Restate the records below word for word, and omit the images they hold.

[Data section]
# # # # #

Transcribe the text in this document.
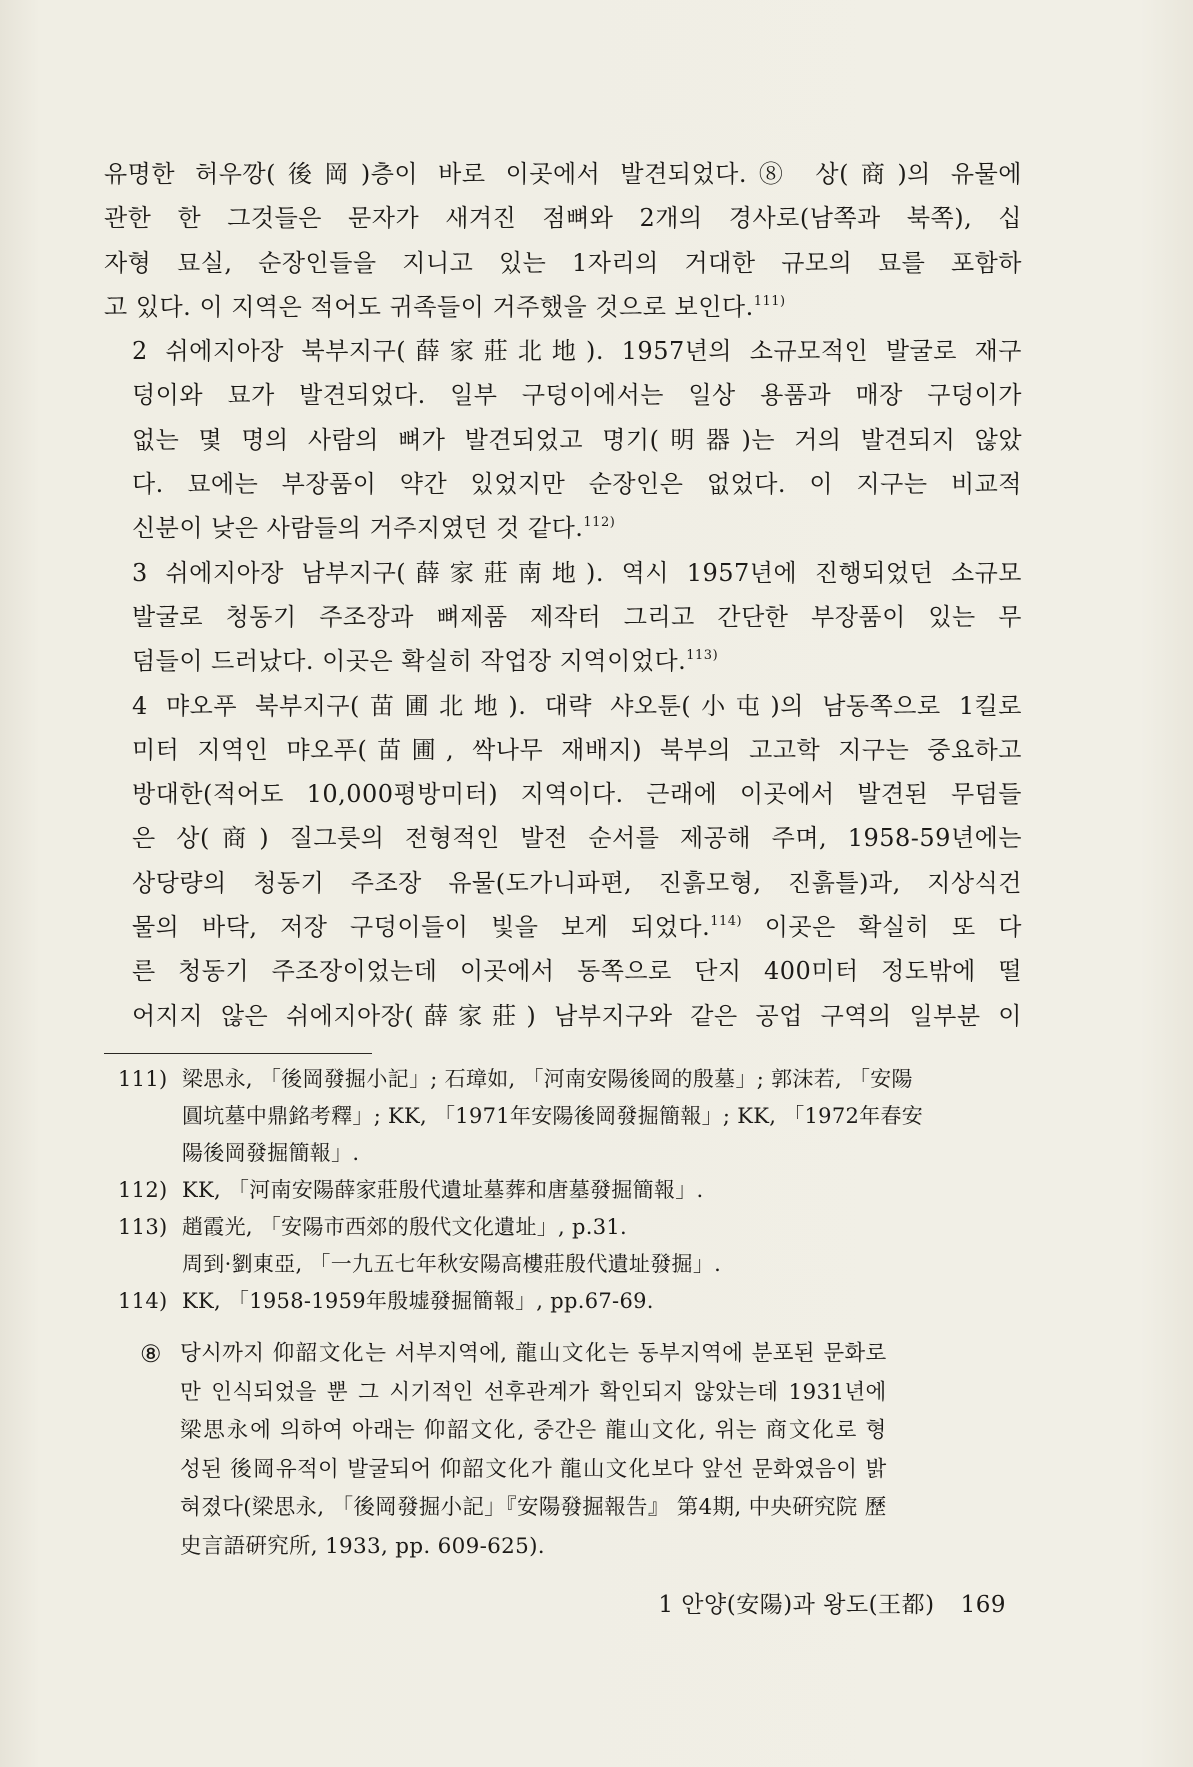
유명한 허우깡(後岡)층이 바로 이곳에서 발견되었다.⑧ 상(商)의 유물에
관한 한 그것들은 문자가 새겨진 점뼈와 2개의 경사로(남쪽과 북쪽), 십
자형 묘실, 순장인들을 지니고 있는 1자리의 거대한 규모의 묘를 포함하
고 있다. 이 지역은 적어도 귀족들이 거주했을 것으로 보인다.$^{111)}$

2 쉬에지아장 북부지구(薛家莊北地). 1957년의 소규모적인 발굴로 재구
덩이와 묘가 발견되었다. 일부 구덩이에서는 일상 용품과 매장 구덩이가
없는 몇 명의 사람의 뼈가 발견되었고 명기(明器)는 거의 발견되지 않았
다. 묘에는 부장품이 약간 있었지만 순장인은 없었다. 이 지구는 비교적
신분이 낮은 사람들의 거주지였던 것 같다.$^{112)}$

3 쉬에지아장 남부지구(薛家莊南地). 역시 1957년에 진행되었던 소규모
발굴로 청동기 주조장과 뼈제품 제작터 그리고 간단한 부장품이 있는 무
덤들이 드러났다. 이곳은 확실히 작업장 지역이었다.$^{113)}$

4 먀오푸 북부지구(苗圃北地). 대략 샤오툰(小屯)의 남동쪽으로 1킬로
미터 지역인 먀오푸(苗圃, 싹나무 재배지) 북부의 고고학 지구는 중요하고
방대한(적어도 10,000평방미터) 지역이다. 근래에 이곳에서 발견된 무덤들
은 상(商) 질그릇의 전형적인 발전 순서를 제공해 주며, 1958-59년에는
상당량의 청동기 주조장 유물(도가니파편, 진흙모형, 진흙틀)과, 지상식건
물의 바닥, 저장 구덩이들이 빛을 보게 되었다.$^{114)}$ 이곳은 확실히 또 다
른 청동기 주조장이었는데 이곳에서 동쪽으로 단지 400미터 정도밖에 떨
어지지 않은 쉬에지아장(薛家莊) 남부지구와 같은 공업 구역의 일부분 이

111) 梁思永, 「後岡發掘小記」; 石璋如, 「河南安陽後岡的殷墓」; 郭沫若, 「安陽
圓坑墓中鼎銘考釋」; KK, 「1971年安陽後岡發掘簡報」; KK, 「1972年春安
陽後岡發掘簡報」.
112) KK, 「河南安陽薛家莊殷代遺址墓葬和唐墓發掘簡報」.
113) 趙霞光, 「安陽市西郊的殷代文化遺址」, p.31.
周到·劉東亞, 「一九五七年秋安陽高樓莊殷代遺址發掘」.
114) KK, 「1958-1959年殷墟發掘簡報」, pp.67-69.
⑧ 당시까지 仰韶文化는 서부지역에, 龍山文化는 동부지역에 분포된 문화로
만 인식되었을 뿐 그 시기적인 선후관계가 확인되지 않았는데 1931년에
梁思永에 의하여 아래는 仰韶文化, 중간은 龍山文化, 위는 商文化로 형
성된 後岡유적이 발굴되어 仰韶文化가 龍山文化보다 앞선 문화였음이 밝
혀졌다(梁思永, 「後岡發掘小記」『安陽發掘報告』 第4期, 中央硏究院 歷
史言語硏究所, 1933, pp. 609-625).
1 안양(安陽)과 왕도(王都) 169
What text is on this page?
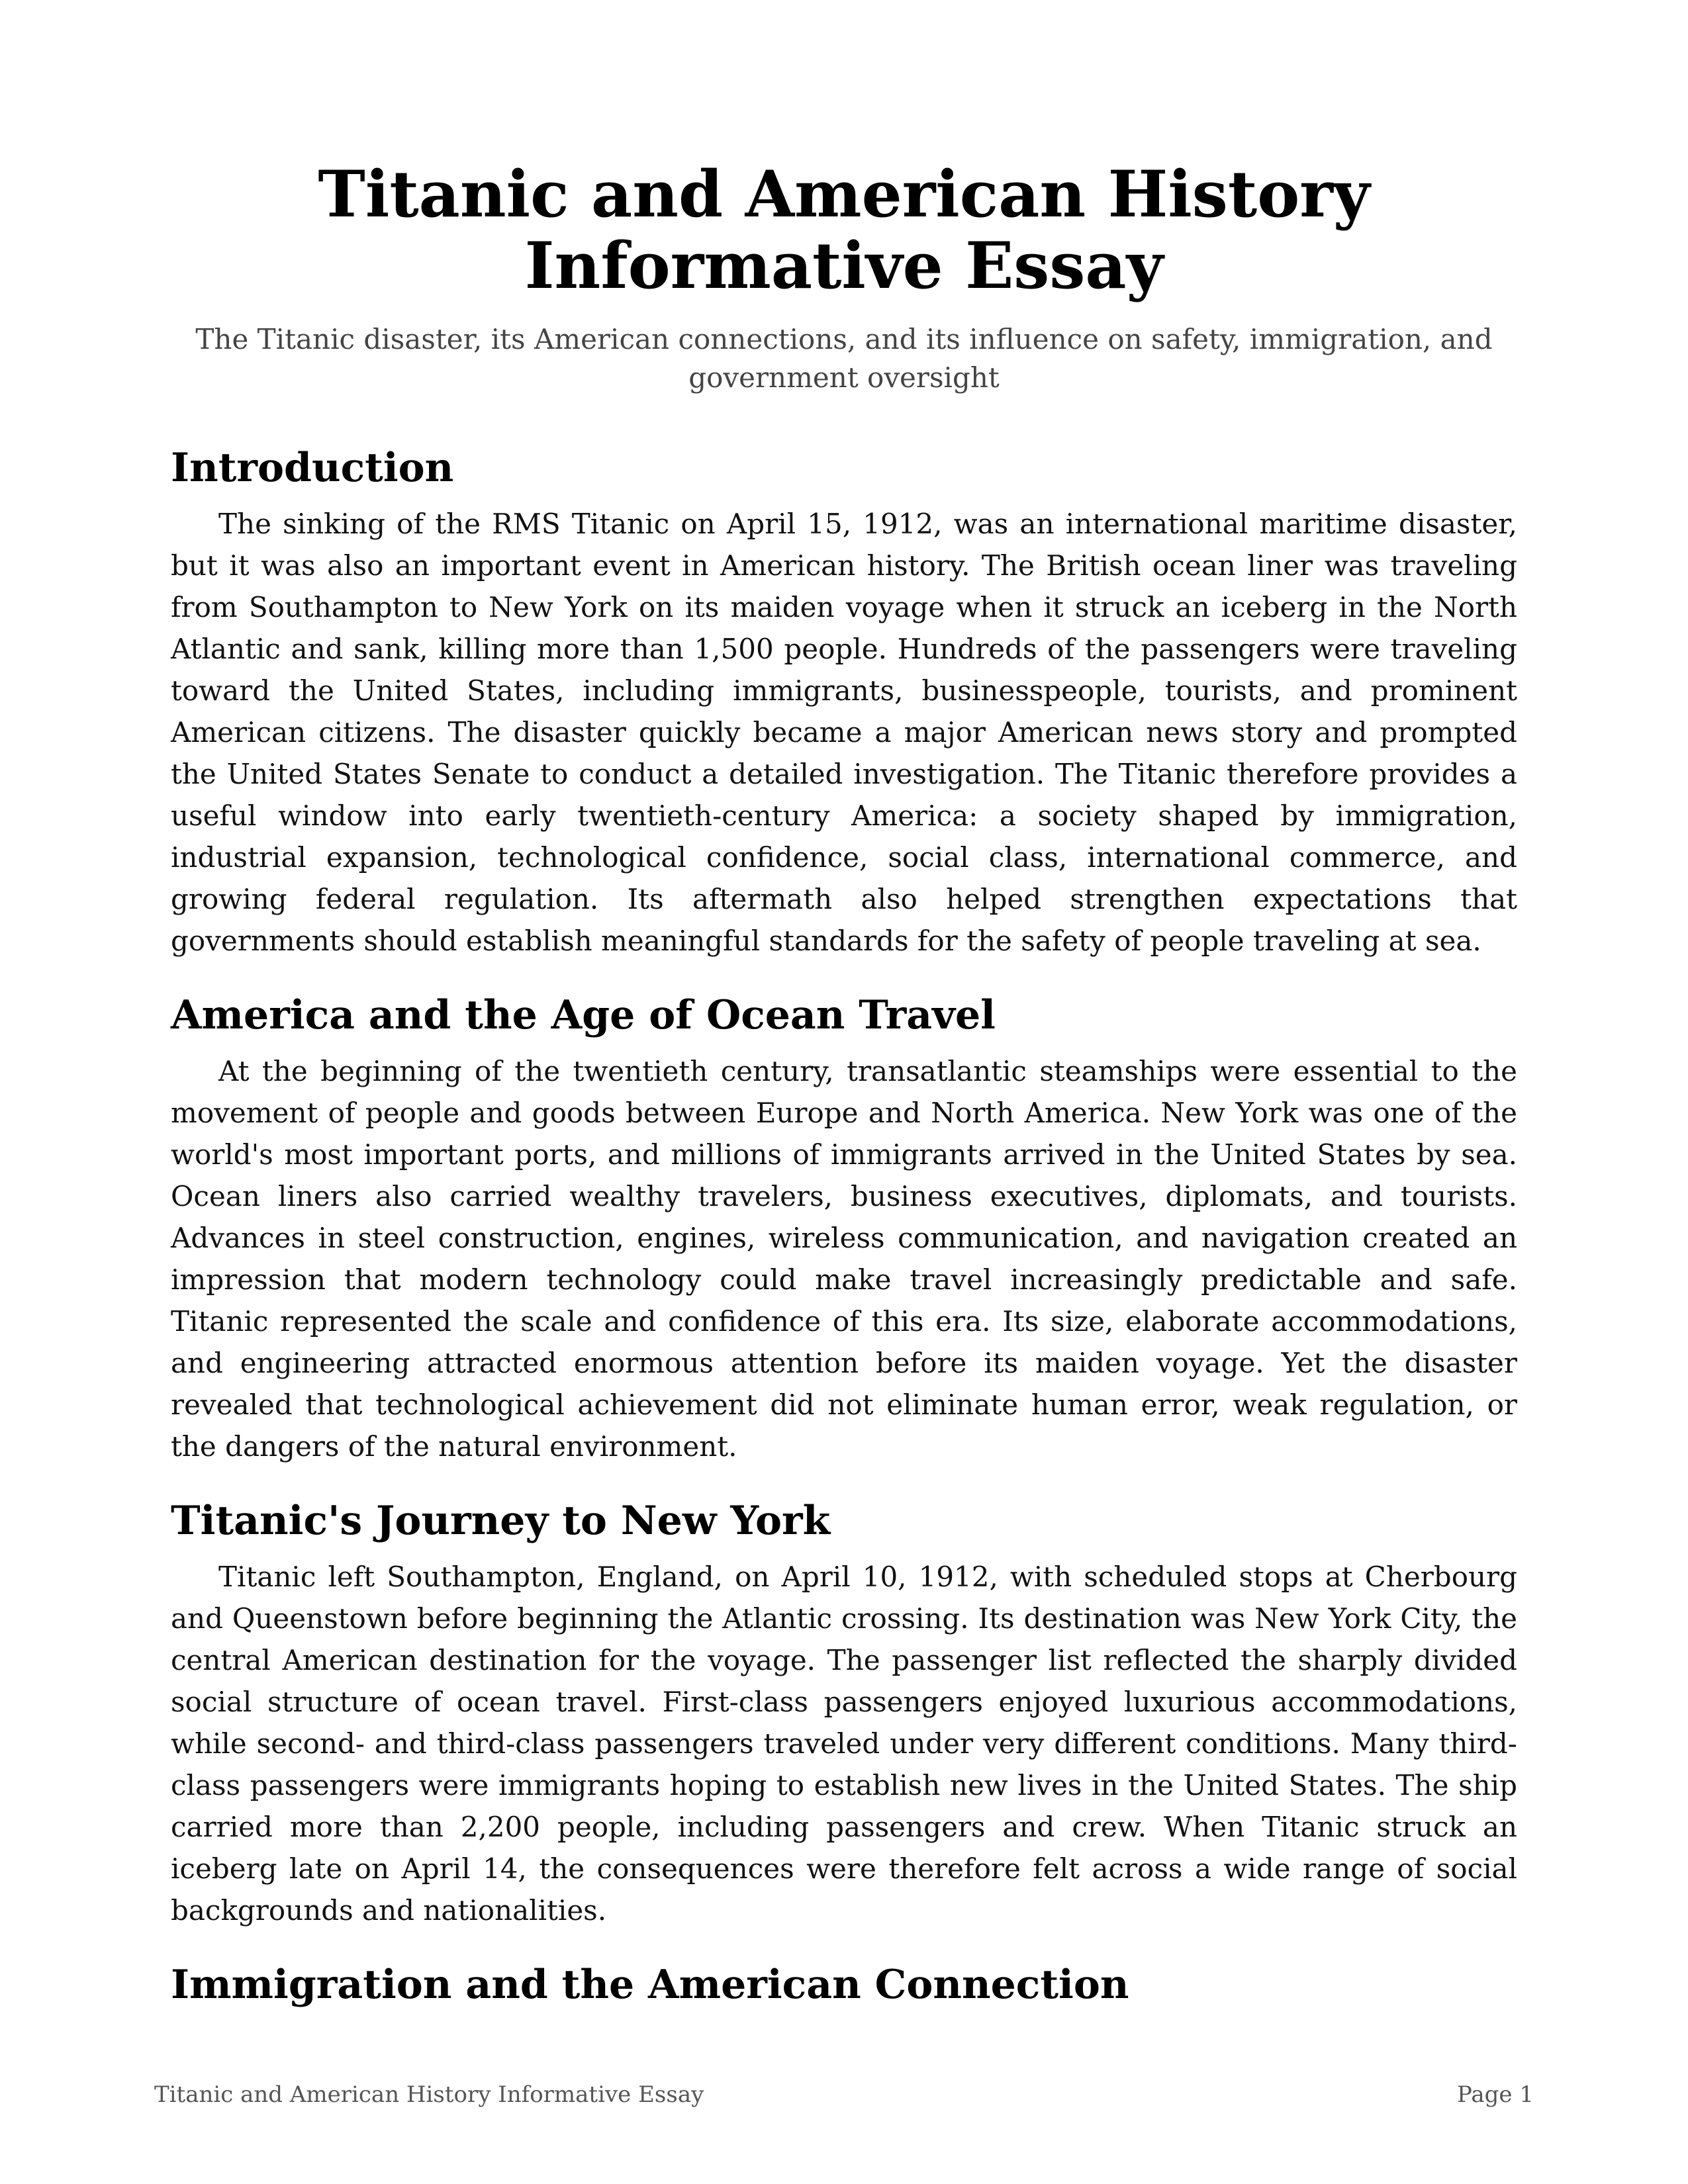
Titanic and American History
Informative Essay
The Titanic disaster, its American connections, and its influence on safety, immigration, and government oversight
Introduction

The sinking of the RMS Titanic on April 15, 1912, was an international maritime disaster, but it was also an important event in American history. The British ocean liner was traveling from Southampton to New York on its maiden voyage when it struck an iceberg in the North Atlantic and sank, killing more than 1,500 people. Hundreds of the passengers were traveling toward the United States, including immigrants, businesspeople, tourists, and prominent American citizens. The disaster quickly became a major American news story and prompted the United States Senate to conduct a detailed investigation. The Titanic therefore provides a useful window into early twentieth-century America: a society shaped by immigration, industrial expansion, technological confidence, social class, international commerce, and growing federal regulation. Its aftermath also helped strengthen expectations that governments should establish meaningful standards for the safety of people traveling at sea.

America and the Age of Ocean Travel

At the beginning of the twentieth century, transatlantic steamships were essential to the movement of people and goods between Europe and North America. New York was one of the world's most important ports, and millions of immigrants arrived in the United States by sea. Ocean liners also carried wealthy travelers, business executives, diplomats, and tourists. Advances in steel construction, engines, wireless communication, and navigation created an impression that modern technology could make travel increasingly predictable and safe. Titanic represented the scale and confidence of this era. Its size, elaborate accommodations, and engineering attracted enormous attention before its maiden voyage. Yet the disaster revealed that technological achievement did not eliminate human error, weak regulation, or the dangers of the natural environment.

Titanic's Journey to New York

Titanic left Southampton, England, on April 10, 1912, with scheduled stops at Cherbourg and Queenstown before beginning the Atlantic crossing. Its destination was New York City, the central American destination for the voyage. The passenger list reflected the sharply divided social structure of ocean travel. First-class passengers enjoyed luxurious accommodations, while second- and third-class passengers traveled under very different conditions. Many third-class passengers were immigrants hoping to establish new lives in the United States. The ship carried more than 2,200 people, including passengers and crew. When Titanic struck an iceberg late on April 14, the consequences were therefore felt across a wide range of social backgrounds and nationalities.

Immigration and the American Connection
Titanic and American History Informative Essay	Page 1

# # # # #

[Task answer]
Transcribe the text in this document.
유명한 허우깡(後岡)층이 바로 이곳에서 발견되었다.⑧ 상(商)의 유물에
관한 한 그것들은 문자가 새겨진 점뼈와 2개의 경사로(남쪽과 북쪽), 십
자형 묘실, 순장인들을 지니고 있는 1자리의 거대한 규모의 묘를 포함하
고 있다. 이 지역은 적어도 귀족들이 거주했을 것으로 보인다.$^{111)}$

2 쉬에지아장 북부지구(薛家莊北地). 1957년의 소규모적인 발굴로 재구
덩이와 묘가 발견되었다. 일부 구덩이에서는 일상 용품과 매장 구덩이가
없는 몇 명의 사람의 뼈가 발견되었고 명기(明器)는 거의 발견되지 않았
다. 묘에는 부장품이 약간 있었지만 순장인은 없었다. 이 지구는 비교적
신분이 낮은 사람들의 거주지였던 것 같다.$^{112)}$

3 쉬에지아장 남부지구(薛家莊南地). 역시 1957년에 진행되었던 소규모
발굴로 청동기 주조장과 뼈제품 제작터 그리고 간단한 부장품이 있는 무
덤들이 드러났다. 이곳은 확실히 작업장 지역이었다.$^{113)}$

4 먀오푸 북부지구(苗圃北地). 대략 샤오툰(小屯)의 남동쪽으로 1킬로
미터 지역인 먀오푸(苗圃, 싹나무 재배지) 북부의 고고학 지구는 중요하고
방대한(적어도 10,000평방미터) 지역이다. 근래에 이곳에서 발견된 무덤들
은 상(商) 질그릇의 전형적인 발전 순서를 제공해 주며, 1958-59년에는
상당량의 청동기 주조장 유물(도가니파편, 진흙모형, 진흙틀)과, 지상식건
물의 바닥, 저장 구덩이들이 빛을 보게 되었다.$^{114)}$ 이곳은 확실히 또 다
른 청동기 주조장이었는데 이곳에서 동쪽으로 단지 400미터 정도밖에 떨
어지지 않은 쉬에지아장(薛家莊) 남부지구와 같은 공업 구역의 일부분 이

111) 梁思永, 「後岡發掘小記」; 石璋如, 「河南安陽後岡的殷墓」; 郭沫若, 「安陽
圓坑墓中鼎銘考釋」; KK, 「1971年安陽後岡發掘簡報」; KK, 「1972年春安
陽後岡發掘簡報」.
112) KK, 「河南安陽薛家莊殷代遺址墓葬和唐墓發掘簡報」.
113) 趙霞光, 「安陽市西郊的殷代文化遺址」, p.31.
周到·劉東亞, 「一九五七年秋安陽高樓莊殷代遺址發掘」.
114) KK, 「1958-1959年殷墟發掘簡報」, pp.67-69.
⑧ 당시까지 仰韶文化는 서부지역에, 龍山文化는 동부지역에 분포된 문화로
만 인식되었을 뿐 그 시기적인 선후관계가 확인되지 않았는데 1931년에
梁思永에 의하여 아래는 仰韶文化, 중간은 龍山文化, 위는 商文化로 형
성된 後岡유적이 발굴되어 仰韶文化가 龍山文化보다 앞선 문화였음이 밝
혀졌다(梁思永, 「後岡發掘小記」『安陽發掘報告』 第4期, 中央硏究院 歷
史言語硏究所, 1933, pp. 609-625).
1 안양(安陽)과 왕도(王都) 169
What text is on this page?
Titanic and American History
Informative Essay
The Titanic disaster, its American connections, and its influence on safety, immigration, and government oversight
Introduction

The sinking of the RMS Titanic on April 15, 1912, was an international maritime disaster, but it was also an important event in American history. The British ocean liner was traveling from Southampton to New York on its maiden voyage when it struck an iceberg in the North Atlantic and sank, killing more than 1,500 people. Hundreds of the passengers were traveling toward the United States, including immigrants, businesspeople, tourists, and prominent American citizens. The disaster quickly became a major American news story and prompted the United States Senate to conduct a detailed investigation. The Titanic therefore provides a useful window into early twentieth-century America: a society shaped by immigration, industrial expansion, technological confidence, social class, international commerce, and growing federal regulation. Its aftermath also helped strengthen expectations that governments should establish meaningful standards for the safety of people traveling at sea.

America and the Age of Ocean Travel

At the beginning of the twentieth century, transatlantic steamships were essential to the movement of people and goods between Europe and North America. New York was one of the world's most important ports, and millions of immigrants arrived in the United States by sea. Ocean liners also carried wealthy travelers, business executives, diplomats, and tourists. Advances in steel construction, engines, wireless communication, and navigation created an impression that modern technology could make travel increasingly predictable and safe. Titanic represented the scale and confidence of this era. Its size, elaborate accommodations, and engineering attracted enormous attention before its maiden voyage. Yet the disaster revealed that technological achievement did not eliminate human error, weak regulation, or the dangers of the natural environment.

Titanic's Journey to New York

Titanic left Southampton, England, on April 10, 1912, with scheduled stops at Cherbourg and Queenstown before beginning the Atlantic crossing. Its destination was New York City, the central American destination for the voyage. The passenger list reflected the sharply divided social structure of ocean travel. First-class passengers enjoyed luxurious accommodations, while second- and third-class passengers traveled under very different conditions. Many third-class passengers were immigrants hoping to establish new lives in the United States. The ship carried more than 2,200 people, including passengers and crew. When Titanic struck an iceberg late on April 14, the consequences were therefore felt across a wide range of social backgrounds and nationalities.

Immigration and the American Connection
Titanic and American History Informative Essay	Page 1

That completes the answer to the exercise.